begin PASSAGE SHOWN

Section 3.02. Authorization. All necessary corporate actions
have been taken to authorize the execution of this Agreement on
Seller's behalf by Seller's duly authorized officers and the
performance by Seller of its obligations hereunder. This Agreement
has been duly and validly executed and delivered by Seller and
constitutes a legal, valid and binding obligation of Seller, enforceable
against Seller in accordance with its terms, subject to bankruptcy,
insolvency, reorganization or other similar laws affecting the
enforcement of creditors' rights generally and to general principles of
equity, whether considered in a proceeding at law or in equity.
Section 3.03. Non-Contravention. The execution and delivery of
this Agreement by Seller do not, and, subject to the receipt of all
required approvals and consents, including but not limited to regulatory
approvals, the consummation of the transaction contemplated by this
Agreement will not, constitute a breach or violation of or default under
any law, rule, regulation, judgment, order, governmental permit
or license, agreement, indenture, or instrument to which Seller
is a party, or by which it or any of its assets or property is
bound, which breach, violation, or default would have a material
adverse effect on the business or properties of the Branch Office
after the Closing Date.

end PASSAGE SHOWN

— TASK TO CARRY OUT —
In the contract passage above, what title is given to Section 3.03?

begin DATA SECTION

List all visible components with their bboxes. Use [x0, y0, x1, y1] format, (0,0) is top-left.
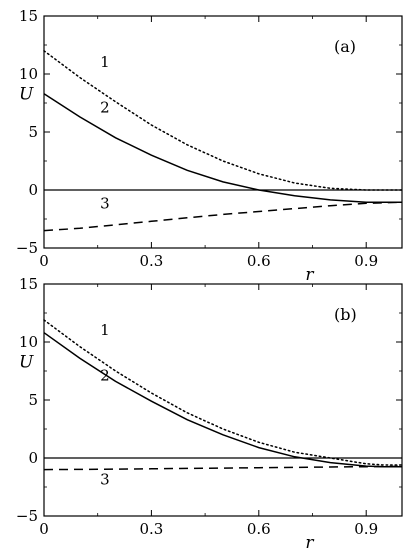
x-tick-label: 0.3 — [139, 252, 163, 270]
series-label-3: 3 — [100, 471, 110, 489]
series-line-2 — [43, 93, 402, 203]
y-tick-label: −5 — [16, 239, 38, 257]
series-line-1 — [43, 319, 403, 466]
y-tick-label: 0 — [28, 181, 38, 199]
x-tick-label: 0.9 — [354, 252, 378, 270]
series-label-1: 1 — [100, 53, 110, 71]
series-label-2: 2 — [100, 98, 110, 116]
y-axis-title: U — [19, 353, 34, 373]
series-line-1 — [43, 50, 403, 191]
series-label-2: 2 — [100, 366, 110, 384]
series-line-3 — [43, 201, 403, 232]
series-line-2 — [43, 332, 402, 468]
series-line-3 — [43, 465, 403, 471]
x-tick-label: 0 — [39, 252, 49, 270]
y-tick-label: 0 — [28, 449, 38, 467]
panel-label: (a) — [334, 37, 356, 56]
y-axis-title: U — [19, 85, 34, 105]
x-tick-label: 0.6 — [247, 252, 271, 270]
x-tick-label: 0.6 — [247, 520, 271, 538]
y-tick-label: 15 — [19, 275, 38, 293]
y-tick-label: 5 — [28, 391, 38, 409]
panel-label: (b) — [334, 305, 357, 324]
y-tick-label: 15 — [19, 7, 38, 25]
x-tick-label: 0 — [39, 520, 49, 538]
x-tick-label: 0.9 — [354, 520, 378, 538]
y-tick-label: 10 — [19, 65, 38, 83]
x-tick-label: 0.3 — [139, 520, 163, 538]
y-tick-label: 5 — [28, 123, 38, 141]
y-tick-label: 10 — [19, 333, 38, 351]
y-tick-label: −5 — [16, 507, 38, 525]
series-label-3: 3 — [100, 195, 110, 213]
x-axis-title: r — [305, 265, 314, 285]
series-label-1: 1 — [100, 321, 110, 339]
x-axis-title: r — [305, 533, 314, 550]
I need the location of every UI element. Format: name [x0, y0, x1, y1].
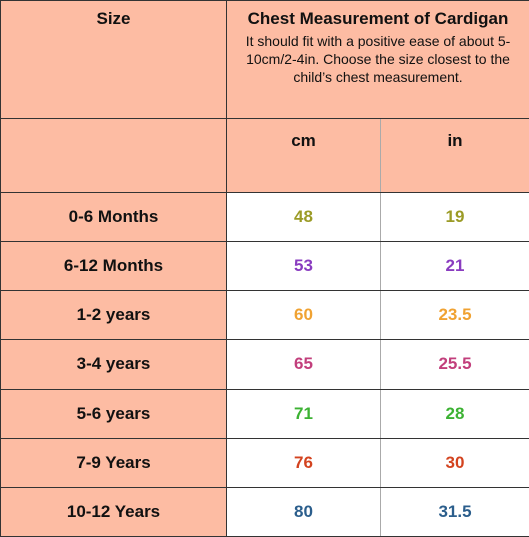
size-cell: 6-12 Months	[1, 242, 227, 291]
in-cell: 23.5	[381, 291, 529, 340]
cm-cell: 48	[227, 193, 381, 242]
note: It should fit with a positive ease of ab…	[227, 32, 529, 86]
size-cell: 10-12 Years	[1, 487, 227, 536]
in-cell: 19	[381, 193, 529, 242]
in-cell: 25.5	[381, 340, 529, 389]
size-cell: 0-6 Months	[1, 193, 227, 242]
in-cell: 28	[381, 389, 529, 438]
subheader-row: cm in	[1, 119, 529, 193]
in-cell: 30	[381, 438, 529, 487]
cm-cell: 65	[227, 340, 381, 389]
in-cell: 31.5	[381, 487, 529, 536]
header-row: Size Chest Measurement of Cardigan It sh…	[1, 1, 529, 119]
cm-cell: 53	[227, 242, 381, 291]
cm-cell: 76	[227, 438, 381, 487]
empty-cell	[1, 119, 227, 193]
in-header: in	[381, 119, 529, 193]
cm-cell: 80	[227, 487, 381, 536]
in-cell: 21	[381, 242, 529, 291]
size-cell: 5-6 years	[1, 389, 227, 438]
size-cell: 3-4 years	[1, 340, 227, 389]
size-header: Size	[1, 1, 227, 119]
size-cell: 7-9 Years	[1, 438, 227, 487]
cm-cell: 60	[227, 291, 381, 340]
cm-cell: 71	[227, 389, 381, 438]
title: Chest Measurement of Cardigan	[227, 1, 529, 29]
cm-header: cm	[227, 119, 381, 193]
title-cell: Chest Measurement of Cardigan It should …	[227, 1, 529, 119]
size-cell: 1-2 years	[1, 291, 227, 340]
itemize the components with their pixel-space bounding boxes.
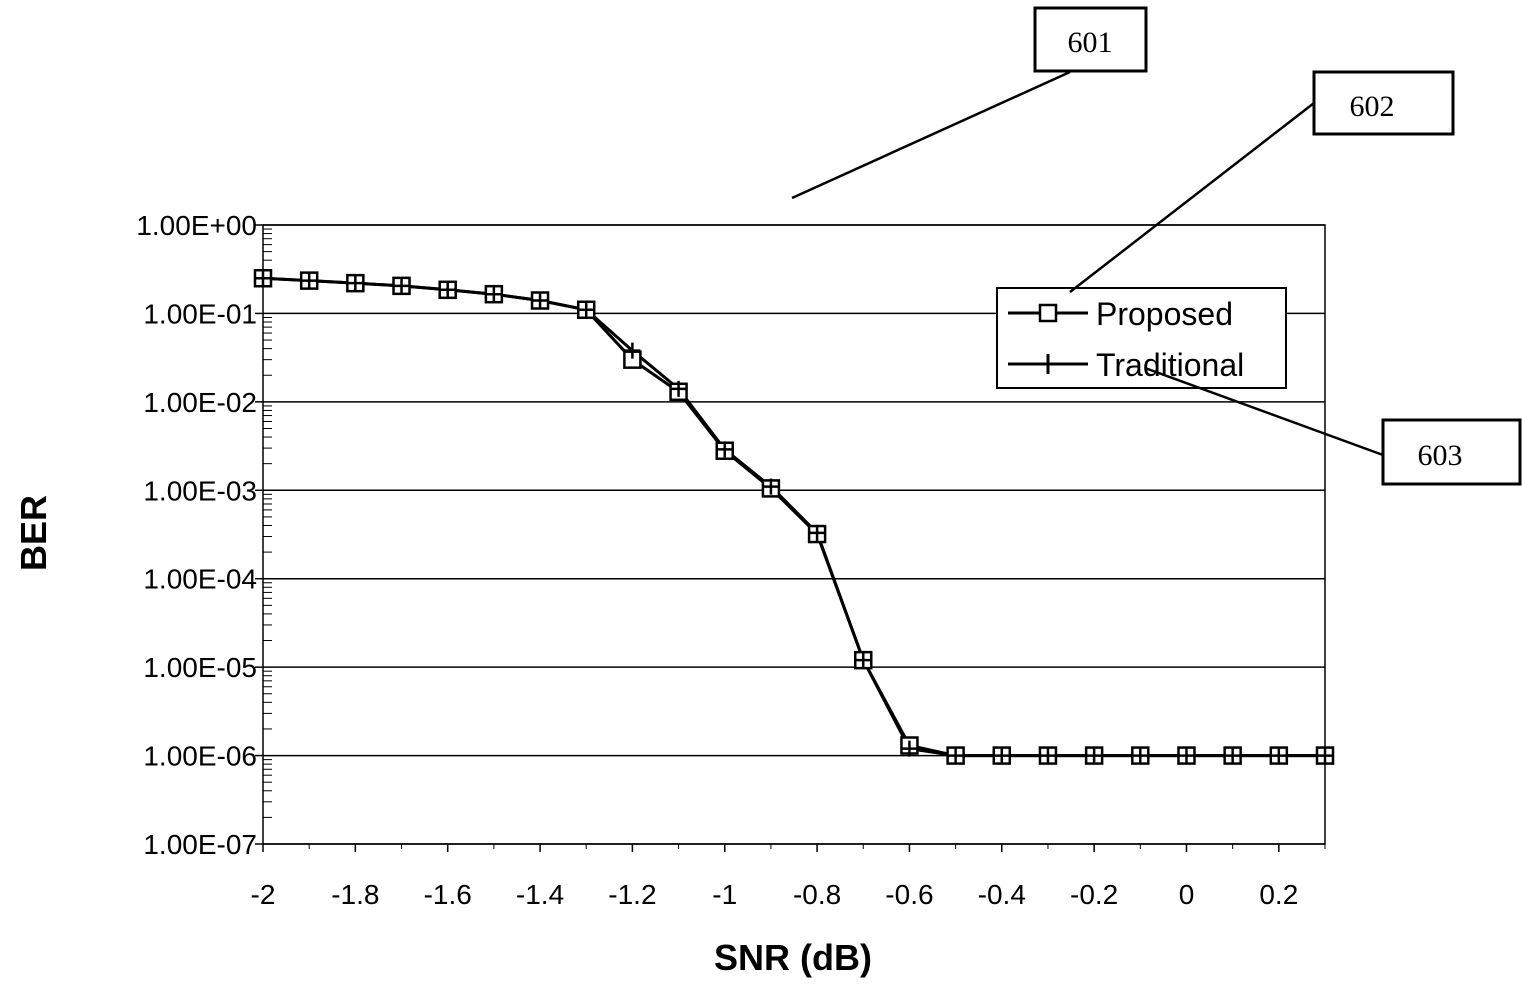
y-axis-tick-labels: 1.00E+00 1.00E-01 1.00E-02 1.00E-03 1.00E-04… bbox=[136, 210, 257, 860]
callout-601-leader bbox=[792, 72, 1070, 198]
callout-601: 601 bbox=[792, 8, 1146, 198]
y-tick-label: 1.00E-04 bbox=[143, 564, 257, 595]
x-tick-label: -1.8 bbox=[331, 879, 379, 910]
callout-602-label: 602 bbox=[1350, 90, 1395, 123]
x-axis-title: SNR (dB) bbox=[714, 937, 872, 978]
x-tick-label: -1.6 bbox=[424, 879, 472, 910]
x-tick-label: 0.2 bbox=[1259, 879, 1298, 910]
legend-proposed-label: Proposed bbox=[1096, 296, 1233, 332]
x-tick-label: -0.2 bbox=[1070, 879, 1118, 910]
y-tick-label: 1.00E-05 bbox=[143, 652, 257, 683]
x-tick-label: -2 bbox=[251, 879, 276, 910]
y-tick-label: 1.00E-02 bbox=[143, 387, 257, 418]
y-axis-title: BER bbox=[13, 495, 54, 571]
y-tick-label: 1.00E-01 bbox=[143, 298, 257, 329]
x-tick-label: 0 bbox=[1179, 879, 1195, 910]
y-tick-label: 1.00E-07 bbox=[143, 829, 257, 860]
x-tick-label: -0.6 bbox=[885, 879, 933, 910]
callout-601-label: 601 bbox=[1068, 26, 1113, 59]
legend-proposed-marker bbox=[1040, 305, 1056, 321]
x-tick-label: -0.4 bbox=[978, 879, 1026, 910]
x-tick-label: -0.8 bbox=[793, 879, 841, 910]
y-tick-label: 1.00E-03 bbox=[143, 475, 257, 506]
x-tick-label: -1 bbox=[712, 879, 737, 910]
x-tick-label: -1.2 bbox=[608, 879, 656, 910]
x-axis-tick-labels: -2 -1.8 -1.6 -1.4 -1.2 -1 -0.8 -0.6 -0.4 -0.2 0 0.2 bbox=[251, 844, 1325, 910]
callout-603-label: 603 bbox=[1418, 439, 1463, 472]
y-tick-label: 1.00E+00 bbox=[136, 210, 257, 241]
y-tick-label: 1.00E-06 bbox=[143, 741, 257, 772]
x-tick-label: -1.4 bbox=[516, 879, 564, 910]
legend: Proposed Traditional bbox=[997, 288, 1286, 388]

end DATA SECTION

— TASK SOLUTION —
Non-Contravention